RECORD EXCERPTS:
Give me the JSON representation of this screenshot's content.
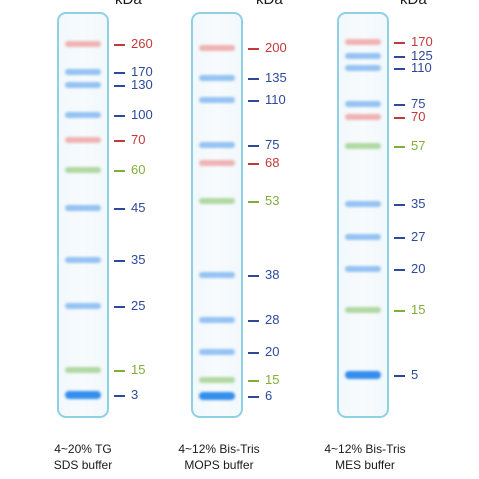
{
  "unit_label": "kDa",
  "colors": {
    "blue": "#2d4a9a",
    "red": "#c03a3a",
    "green": "#7fae3a"
  },
  "ladders": [
    {
      "id": "tg",
      "caption_line1": "4~20% TG",
      "caption_line2": "SDS buffer",
      "markers": [
        {
          "label": "260",
          "color": "red"
        },
        {
          "label": "170",
          "color": "blue"
        },
        {
          "label": "130",
          "color": "blue"
        },
        {
          "label": "100",
          "color": "blue"
        },
        {
          "label": "70",
          "color": "red"
        },
        {
          "label": "60",
          "color": "green"
        },
        {
          "label": "45",
          "color": "blue"
        },
        {
          "label": "35",
          "color": "blue"
        },
        {
          "label": "25",
          "color": "blue"
        },
        {
          "label": "15",
          "color": "green"
        },
        {
          "label": "3",
          "color": "blue"
        }
      ]
    },
    {
      "id": "mops",
      "caption_line1": "4~12% Bis-Tris",
      "caption_line2": "MOPS buffer",
      "markers": [
        {
          "label": "200",
          "color": "red"
        },
        {
          "label": "135",
          "color": "blue"
        },
        {
          "label": "110",
          "color": "blue"
        },
        {
          "label": "75",
          "color": "blue"
        },
        {
          "label": "68",
          "color": "red"
        },
        {
          "label": "53",
          "color": "green"
        },
        {
          "label": "38",
          "color": "blue"
        },
        {
          "label": "28",
          "color": "blue"
        },
        {
          "label": "20",
          "color": "blue"
        },
        {
          "label": "15",
          "color": "green"
        },
        {
          "label": "6",
          "color": "blue"
        }
      ]
    },
    {
      "id": "mes",
      "caption_line1": "4~12% Bis-Tris",
      "caption_line2": "MES buffer",
      "markers": [
        {
          "label": "170",
          "color": "red"
        },
        {
          "label": "125",
          "color": "blue"
        },
        {
          "label": "110",
          "color": "blue"
        },
        {
          "label": "75",
          "color": "blue"
        },
        {
          "label": "70",
          "color": "red"
        },
        {
          "label": "57",
          "color": "green"
        },
        {
          "label": "35",
          "color": "blue"
        },
        {
          "label": "27",
          "color": "blue"
        },
        {
          "label": "20",
          "color": "blue"
        },
        {
          "label": "15",
          "color": "green"
        },
        {
          "label": "5",
          "color": "blue"
        }
      ]
    }
  ]
}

EXERCISE:
Isolate the lines that hold the word "buffer" and copy all of them.

EXERCISE SOLUTION:
      "caption_line2": "SDS buffer",
      "caption_line2": "MOPS buffer",
      "caption_line2": "MES buffer",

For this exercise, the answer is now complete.